--- Testo in esame ---
Per anni e anni ho vissuto una vita molto balorda, e pur avendo avuto compagne, diciamo diverse compagne nella mia vita, anche alcuni rapporti lunghi, però non sentivo che ci fosse un legame, pur essendo ottimi rapporti, un legame tale, perché poi io so che c’è la logica, esiste una logica presso alcuni: sì i figli si fanno non ci si pensa tanto poi…. Ecco, io non ho mai avuto questa logica, non vengo da questa logica, non ho avuto una formazione religiosa per cui i figli diventano una sorta di modus vivendi, ho visto troppi disastri, di genitori normalissimi, combinare autentiche catastrofi con i figli, cioè generando infelici, sbandati, drogati, troppi ne ho visti.
Allora, diciamo che poi ho conosciuto la mia attuale moglie, è stato un grandissimo amore, una grande relazione; considero Elisa, prima che una donna meravigliosa, una persona straordinaria, e a quel punto eravamo nella possibilità di mettere al mondo perlomeno un figlio. Elisa aveva 35 anni quando ci conoscemmo, 35 e mezzo e io 49, 49 e mezzo, e però a quel punto si determinò una cosa abbastanza curiosa. Elisa mi disse: “non ho questa urgenza, non ho questa urgenza di far figli; se tu vuoi, se tu hai l’urgenza allora…” e io a mia volta dissi: “no, io non ho l’urgenza. Io ero pronto con te, nel senso che ti consideravo la donna per quanto, tanto ti abbia aspettata, ti considero la donna con la quale io costruisco la vita, il progetto di vita. Non è solo una relazione interindividuale è molto di più che questo. Per questo te l’ho detto e te l’ho proposto subito”. Ma vedendo che lei non aveva questa urgenza e questa convinzione, e che… se tu non vuoi, ammesso di potertelo permettere, fare crescere i figli con la tata, significa che devi fare molti sacrifici. Soprattutto siccome il mio lavoro mi portava via 200, 250 giorni l’anno, la persona doveva dire: “sono io che devo stare a casa”.

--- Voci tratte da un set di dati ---
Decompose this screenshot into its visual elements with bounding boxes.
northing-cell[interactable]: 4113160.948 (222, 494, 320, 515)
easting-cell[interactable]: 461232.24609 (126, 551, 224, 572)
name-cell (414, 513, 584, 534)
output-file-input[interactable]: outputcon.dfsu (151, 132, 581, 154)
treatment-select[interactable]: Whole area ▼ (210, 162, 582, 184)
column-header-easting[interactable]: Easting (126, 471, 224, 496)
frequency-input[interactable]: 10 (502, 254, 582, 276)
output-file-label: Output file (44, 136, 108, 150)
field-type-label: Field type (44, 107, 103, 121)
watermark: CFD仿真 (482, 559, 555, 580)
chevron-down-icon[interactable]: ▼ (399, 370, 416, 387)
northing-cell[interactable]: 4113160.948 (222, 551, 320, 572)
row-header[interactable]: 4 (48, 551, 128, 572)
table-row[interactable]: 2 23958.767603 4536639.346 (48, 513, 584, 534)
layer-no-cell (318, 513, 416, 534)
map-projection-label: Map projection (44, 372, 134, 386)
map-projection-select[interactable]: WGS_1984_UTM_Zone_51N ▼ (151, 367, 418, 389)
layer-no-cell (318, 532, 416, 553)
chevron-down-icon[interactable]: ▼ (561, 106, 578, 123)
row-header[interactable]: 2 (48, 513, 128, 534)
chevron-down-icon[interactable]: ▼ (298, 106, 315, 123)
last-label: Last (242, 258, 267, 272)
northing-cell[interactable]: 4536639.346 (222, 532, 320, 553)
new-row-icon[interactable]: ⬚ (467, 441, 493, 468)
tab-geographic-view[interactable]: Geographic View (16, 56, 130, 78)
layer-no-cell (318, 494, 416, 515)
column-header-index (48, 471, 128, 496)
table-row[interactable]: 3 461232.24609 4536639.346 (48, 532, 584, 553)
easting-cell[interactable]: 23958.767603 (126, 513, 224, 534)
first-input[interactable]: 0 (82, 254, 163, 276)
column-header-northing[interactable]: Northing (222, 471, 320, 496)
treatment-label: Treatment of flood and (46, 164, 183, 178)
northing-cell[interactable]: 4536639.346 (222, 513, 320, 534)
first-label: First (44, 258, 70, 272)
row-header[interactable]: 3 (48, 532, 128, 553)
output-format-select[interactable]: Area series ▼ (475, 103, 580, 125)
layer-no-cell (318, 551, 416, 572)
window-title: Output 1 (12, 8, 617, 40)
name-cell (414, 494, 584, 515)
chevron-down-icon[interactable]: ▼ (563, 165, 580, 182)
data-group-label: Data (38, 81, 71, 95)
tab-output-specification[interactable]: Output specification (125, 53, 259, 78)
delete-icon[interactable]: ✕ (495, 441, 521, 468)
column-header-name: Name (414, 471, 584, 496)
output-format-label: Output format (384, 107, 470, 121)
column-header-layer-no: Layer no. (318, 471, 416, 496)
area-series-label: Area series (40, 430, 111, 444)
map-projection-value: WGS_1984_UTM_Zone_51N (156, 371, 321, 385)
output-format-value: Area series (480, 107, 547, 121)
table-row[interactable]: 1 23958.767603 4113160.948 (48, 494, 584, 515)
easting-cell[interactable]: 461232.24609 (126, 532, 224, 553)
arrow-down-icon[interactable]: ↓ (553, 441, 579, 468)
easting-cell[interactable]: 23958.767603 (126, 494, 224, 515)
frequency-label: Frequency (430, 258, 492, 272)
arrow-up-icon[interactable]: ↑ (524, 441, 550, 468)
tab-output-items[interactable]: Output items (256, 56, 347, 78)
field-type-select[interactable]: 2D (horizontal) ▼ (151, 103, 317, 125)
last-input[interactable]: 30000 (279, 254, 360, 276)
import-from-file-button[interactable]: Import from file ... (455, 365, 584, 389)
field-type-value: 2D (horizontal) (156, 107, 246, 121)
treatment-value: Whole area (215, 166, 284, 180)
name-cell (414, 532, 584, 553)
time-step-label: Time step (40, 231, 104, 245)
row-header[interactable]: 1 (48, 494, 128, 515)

--- Esercizi da svolgere ---
A – Rispondi in base al testo:
(i) Quanti anni aveva Elisa quando conobbe chi racconta?
(ii) Quanti giorni l'anno il lavoro portava via a chi racconta?
(iii) Quale formazione chi racconta afferma di non aver avuto?
B – Trascrivi dal testo il passo che comincia con le parole "Per anni e anni" e si ferma dopo "ne ho visti.".

--- Soluzioni ---
A –
(i) 35 anni e mezzo.
(ii) 200, 250 giorni l'anno.
(iii) Una formazione religiosa.

B –
Per anni e anni ho vissuto una vita molto balorda, e pur avendo avuto compagne, diciamo diverse compagne nella mia vita, anche alcuni rapporti lunghi, però non sentivo che ci fosse un legame, pur essendo ottimi rapporti, un legame tale, perché poi io so che c’è la logica, esiste una logica presso alcuni: sì i figli si fanno non ci si pensa tanto poi…. Ecco, io non ho mai avuto questa logica, non vengo da questa logica, non ho avuto una formazione religiosa per cui i figli diventano una sorta di modus vivendi, ho visto troppi disastri, di genitori normalissimi, combinare autentiche catastrofi con i figli, cioè generando infelici, sbandati, drogati, troppi ne ho visti.